■ **Activity**:
Search the entries below for "安徽合肥". Report each line where it occurs.

■ **Dataset items**:
*****

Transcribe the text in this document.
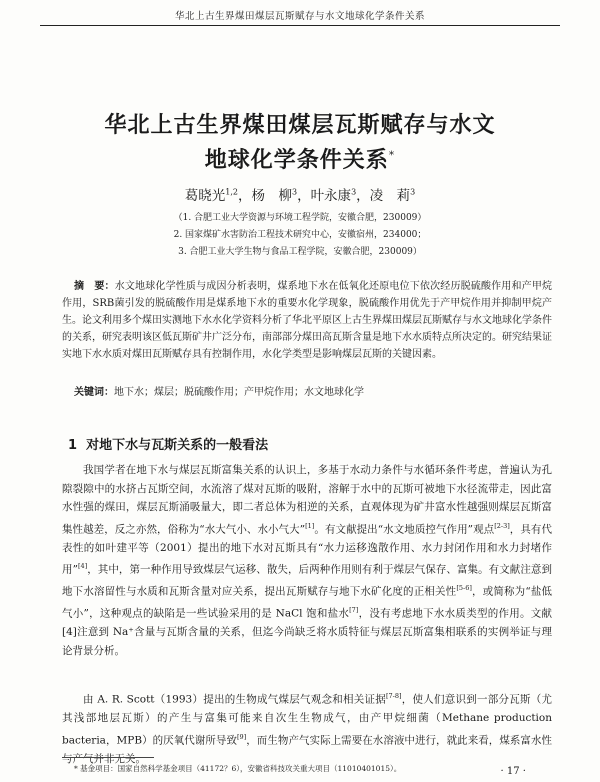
华北上古生界煤田煤层瓦斯赋存与水文地球化学条件关系
华北上古生界煤田煤层瓦斯赋存与水文
地球化学条件关系*
葛晓光$^{1,2}$，杨　柳$^3$，叶永康$^3$，凌　莉$^3$
（1. 合肥工业大学资源与环境工程学院，安徽合肥，230009）
2. 国家煤矿水害防治工程技术研究中心，安徽宿州，234000；
3. 合肥工业大学生物与食品工程学院，安徽合肥，230009）
摘　要：水文地球化学性质与成因分析表明，煤系地下水在低氧化还原电位下依次经历脱硫酸作用和产甲烷作用，SRB菌引发的脱硫酸作用是煤系地下水的重要水化学现象，脱硫酸作用优先于产甲烷作用并抑制甲烷产生。论文利用多个煤田实测地下水水化学资料分析了华北平原区上古生界煤田煤层瓦斯赋存与水文地球化学条件的关系，研究表明该区低瓦斯矿井广泛分布，南部部分煤田高瓦斯含量是地下水水质特点所决定的。研究结果证实地下水水质对煤田瓦斯赋存具有控制作用，水化学类型是影响煤层瓦斯的关键因素。
关键词：地下水；煤层；脱硫酸作用；产甲烷作用；水文地球化学
1 对地下水与瓦斯关系的一般看法

我国学者在地下水与煤层瓦斯富集关系的认识上，多基于水动力条件与水循环条件考虑，普遍认为孔隙裂隙中的水挤占瓦斯空间，水流溶了煤对瓦斯的吸附，溶解于水中的瓦斯可被地下水径流带走，因此富水性强的煤田，煤层瓦斯涌吸量大，即二者总体为相逆的关系，直观体现为矿井富水性越强则煤层瓦斯富集性越差，反之亦然，俗称为“水大气小、水小气大”[1]。有文献提出“水文地质控气作用”观点[2-3]，具有代表性的如叶建平等（2001）提出的地下水对瓦斯具有“水力运移逸散作用、水力封闭作用和水力封堵作用”[4]，其中，第一种作用导致煤层气运移、散失，后两种作用则有利于煤层气保存、富集。有文献注意到地下水溶留性与水质和瓦斯含量对应关系，提出瓦斯赋存与地下水矿化度的正相关性[5-6]，或简称为“盐低气小”，这种观点的缺陷是一些试验采用的是 NaCl 饱和盐水[7]，没有考虑地下水水质类型的作用。文献[4]注意到 Na⁺含量与瓦斯含量的关系，但迄今尚缺乏将水质特征与煤层瓦斯富集相联系的实例举证与理论背景分析。

由 A. R. Scott（1993）提出的生物成气煤层气观念和相关证据[7-8]，使人们意识到一部分瓦斯（尤其浅部地层瓦斯）的产生与富集可能来自次生生物成气，由产甲烷细菌（Methane production bacteria，MPB）的厌氧代谢所导致[9]，而生物产气实际上需要在水溶液中进行，就此来看，煤系富水性与产气并非无关。

* 基金项目：国家自然科学基金项目（41172？6），安徽省科技攻关重大项目（11010401015）。	· 17 ·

*****

■ **Reply**:
（1. 合肥工业大学资源与环境工程学院，安徽合肥，230009）
3. 合肥工业大学生物与食品工程学院，安徽合肥，230009）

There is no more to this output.